▶ **Aim of the exercise**
Find each line holding the word "сессии" and give the number of such lines, nothing else.

▶ **Input data**

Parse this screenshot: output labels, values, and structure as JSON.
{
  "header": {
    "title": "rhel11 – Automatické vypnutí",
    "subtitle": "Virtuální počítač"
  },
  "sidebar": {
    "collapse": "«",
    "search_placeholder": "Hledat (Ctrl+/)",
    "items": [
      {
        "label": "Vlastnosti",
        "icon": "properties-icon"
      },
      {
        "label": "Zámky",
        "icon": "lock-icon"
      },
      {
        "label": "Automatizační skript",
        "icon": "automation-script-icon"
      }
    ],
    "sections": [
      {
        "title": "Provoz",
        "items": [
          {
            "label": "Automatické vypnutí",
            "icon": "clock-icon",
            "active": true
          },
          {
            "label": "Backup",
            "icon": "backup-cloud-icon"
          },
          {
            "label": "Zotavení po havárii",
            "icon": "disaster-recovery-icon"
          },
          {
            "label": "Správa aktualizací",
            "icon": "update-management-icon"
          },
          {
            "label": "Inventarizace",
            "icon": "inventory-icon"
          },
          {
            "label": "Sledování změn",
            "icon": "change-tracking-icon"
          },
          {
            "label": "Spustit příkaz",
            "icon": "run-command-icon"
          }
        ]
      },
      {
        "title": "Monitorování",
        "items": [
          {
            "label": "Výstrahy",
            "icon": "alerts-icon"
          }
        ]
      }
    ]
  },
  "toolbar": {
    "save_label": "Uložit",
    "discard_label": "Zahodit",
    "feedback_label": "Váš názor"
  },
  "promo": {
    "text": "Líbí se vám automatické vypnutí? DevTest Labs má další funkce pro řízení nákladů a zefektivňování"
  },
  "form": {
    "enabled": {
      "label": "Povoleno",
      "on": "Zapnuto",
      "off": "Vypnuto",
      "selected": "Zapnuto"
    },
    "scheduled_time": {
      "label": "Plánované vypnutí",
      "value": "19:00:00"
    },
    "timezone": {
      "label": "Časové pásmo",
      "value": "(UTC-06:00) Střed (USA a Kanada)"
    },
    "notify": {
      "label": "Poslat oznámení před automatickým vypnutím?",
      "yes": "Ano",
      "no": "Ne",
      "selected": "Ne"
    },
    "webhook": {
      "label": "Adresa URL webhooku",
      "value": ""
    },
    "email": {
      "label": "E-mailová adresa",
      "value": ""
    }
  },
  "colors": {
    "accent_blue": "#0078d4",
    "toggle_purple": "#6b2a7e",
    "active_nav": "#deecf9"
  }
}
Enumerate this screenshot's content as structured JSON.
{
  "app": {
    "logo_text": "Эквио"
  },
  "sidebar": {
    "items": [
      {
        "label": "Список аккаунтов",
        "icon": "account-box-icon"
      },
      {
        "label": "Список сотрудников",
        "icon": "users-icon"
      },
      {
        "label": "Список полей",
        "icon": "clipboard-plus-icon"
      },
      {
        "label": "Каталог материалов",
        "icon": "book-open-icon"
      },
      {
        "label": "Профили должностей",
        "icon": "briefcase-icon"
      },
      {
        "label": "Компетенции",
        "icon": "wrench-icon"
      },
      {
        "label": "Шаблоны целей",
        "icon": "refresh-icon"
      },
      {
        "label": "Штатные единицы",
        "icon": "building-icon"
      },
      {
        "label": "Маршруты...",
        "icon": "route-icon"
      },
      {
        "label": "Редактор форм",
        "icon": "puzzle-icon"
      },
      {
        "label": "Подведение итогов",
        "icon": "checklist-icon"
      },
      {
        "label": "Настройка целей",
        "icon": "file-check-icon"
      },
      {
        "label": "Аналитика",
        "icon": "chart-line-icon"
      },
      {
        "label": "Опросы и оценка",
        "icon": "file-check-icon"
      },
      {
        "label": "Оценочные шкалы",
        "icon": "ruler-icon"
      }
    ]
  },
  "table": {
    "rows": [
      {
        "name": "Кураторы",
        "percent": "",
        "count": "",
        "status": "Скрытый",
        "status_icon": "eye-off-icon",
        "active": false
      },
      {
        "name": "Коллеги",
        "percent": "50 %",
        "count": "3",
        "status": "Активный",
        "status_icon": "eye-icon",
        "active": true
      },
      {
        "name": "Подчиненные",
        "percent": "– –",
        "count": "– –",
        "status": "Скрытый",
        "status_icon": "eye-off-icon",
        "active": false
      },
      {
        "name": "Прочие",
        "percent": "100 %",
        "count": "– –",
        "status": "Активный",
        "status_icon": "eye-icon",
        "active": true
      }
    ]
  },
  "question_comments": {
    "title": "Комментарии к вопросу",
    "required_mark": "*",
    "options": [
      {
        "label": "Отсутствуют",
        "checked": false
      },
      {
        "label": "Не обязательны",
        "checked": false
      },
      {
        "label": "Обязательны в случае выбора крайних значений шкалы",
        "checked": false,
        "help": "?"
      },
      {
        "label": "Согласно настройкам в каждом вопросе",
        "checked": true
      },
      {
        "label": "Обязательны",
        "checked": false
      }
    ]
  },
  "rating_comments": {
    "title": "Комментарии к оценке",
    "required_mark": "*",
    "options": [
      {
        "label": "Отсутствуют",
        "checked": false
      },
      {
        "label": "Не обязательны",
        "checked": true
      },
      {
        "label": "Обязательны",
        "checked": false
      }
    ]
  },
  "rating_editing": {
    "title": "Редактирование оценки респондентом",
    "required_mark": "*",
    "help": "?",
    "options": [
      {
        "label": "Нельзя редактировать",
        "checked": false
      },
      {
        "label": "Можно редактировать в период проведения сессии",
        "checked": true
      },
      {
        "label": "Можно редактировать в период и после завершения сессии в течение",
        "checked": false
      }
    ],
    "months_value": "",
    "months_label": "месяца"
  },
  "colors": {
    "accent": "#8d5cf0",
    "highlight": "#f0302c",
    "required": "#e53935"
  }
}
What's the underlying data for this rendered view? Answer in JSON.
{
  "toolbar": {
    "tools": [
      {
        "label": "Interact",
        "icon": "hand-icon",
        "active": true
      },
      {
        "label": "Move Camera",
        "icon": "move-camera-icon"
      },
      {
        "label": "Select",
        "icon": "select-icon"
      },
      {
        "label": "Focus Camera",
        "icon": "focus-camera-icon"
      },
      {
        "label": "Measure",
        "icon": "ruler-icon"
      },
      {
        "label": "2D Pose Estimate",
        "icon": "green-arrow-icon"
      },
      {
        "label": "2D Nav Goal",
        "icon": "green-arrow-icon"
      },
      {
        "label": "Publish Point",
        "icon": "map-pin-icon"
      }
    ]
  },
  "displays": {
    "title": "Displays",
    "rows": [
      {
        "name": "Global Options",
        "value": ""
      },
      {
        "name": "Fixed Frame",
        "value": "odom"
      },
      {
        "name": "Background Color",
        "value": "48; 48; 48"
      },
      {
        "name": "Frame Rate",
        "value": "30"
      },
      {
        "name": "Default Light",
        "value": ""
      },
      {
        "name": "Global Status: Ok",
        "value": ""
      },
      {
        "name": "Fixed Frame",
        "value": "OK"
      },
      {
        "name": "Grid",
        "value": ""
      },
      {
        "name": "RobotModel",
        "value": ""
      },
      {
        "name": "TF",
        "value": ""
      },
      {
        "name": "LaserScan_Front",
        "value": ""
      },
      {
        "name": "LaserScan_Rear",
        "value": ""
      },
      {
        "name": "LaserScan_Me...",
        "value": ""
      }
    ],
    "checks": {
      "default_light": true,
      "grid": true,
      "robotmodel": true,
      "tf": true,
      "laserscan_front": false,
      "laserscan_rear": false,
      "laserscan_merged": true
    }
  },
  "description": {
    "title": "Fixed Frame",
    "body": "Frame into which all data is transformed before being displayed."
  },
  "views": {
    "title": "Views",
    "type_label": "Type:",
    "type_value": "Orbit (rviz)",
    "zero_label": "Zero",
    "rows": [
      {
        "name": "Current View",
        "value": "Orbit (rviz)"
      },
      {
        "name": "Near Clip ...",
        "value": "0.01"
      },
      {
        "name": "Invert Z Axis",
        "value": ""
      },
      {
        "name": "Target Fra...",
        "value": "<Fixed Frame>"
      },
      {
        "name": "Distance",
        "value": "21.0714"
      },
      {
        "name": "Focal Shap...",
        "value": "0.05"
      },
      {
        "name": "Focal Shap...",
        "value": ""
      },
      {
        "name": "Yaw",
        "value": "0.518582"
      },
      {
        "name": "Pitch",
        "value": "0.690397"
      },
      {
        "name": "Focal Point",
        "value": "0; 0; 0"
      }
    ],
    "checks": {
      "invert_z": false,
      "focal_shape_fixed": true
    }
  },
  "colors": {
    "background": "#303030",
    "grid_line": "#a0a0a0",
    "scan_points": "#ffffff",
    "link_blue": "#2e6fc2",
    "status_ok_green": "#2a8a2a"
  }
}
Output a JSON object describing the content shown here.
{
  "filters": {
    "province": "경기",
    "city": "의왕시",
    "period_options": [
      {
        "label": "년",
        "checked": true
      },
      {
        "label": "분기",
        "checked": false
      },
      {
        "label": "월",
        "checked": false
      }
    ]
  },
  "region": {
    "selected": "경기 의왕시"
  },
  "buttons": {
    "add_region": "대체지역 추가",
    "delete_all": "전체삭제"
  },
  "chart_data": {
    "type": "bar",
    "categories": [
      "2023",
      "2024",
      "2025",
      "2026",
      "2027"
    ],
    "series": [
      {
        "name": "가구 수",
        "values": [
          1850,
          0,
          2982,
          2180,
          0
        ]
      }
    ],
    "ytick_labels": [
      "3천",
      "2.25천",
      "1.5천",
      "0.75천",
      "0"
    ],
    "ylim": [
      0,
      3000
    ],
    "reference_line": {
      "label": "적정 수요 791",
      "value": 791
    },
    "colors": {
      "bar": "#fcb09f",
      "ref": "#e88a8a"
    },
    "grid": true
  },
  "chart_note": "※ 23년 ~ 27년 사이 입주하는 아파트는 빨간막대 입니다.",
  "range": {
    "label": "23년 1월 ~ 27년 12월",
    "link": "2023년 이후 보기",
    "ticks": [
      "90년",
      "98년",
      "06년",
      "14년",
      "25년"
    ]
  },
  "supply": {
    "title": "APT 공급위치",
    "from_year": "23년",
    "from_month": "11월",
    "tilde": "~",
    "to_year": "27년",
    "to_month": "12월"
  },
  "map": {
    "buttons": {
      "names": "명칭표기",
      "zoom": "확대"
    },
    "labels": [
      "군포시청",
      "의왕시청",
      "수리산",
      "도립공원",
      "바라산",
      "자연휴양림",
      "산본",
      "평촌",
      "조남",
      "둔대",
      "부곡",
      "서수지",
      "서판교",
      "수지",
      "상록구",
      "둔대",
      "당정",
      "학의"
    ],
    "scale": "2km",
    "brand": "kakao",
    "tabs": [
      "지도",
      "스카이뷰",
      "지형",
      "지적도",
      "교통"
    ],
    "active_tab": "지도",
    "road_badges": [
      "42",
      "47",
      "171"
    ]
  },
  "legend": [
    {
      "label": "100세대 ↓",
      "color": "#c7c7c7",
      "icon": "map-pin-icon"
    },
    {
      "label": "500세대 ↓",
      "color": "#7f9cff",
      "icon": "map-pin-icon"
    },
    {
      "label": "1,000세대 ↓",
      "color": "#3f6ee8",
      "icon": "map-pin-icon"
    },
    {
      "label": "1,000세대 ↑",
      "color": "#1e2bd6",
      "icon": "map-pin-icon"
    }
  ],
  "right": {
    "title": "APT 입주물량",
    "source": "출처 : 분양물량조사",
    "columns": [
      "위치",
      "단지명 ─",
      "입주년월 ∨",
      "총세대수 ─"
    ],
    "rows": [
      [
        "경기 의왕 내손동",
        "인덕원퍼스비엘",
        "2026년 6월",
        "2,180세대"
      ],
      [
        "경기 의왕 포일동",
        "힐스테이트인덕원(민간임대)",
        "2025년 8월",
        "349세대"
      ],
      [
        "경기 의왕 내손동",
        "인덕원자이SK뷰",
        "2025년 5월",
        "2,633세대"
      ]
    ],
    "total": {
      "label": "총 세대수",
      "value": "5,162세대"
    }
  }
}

▶ **Response to the task**
2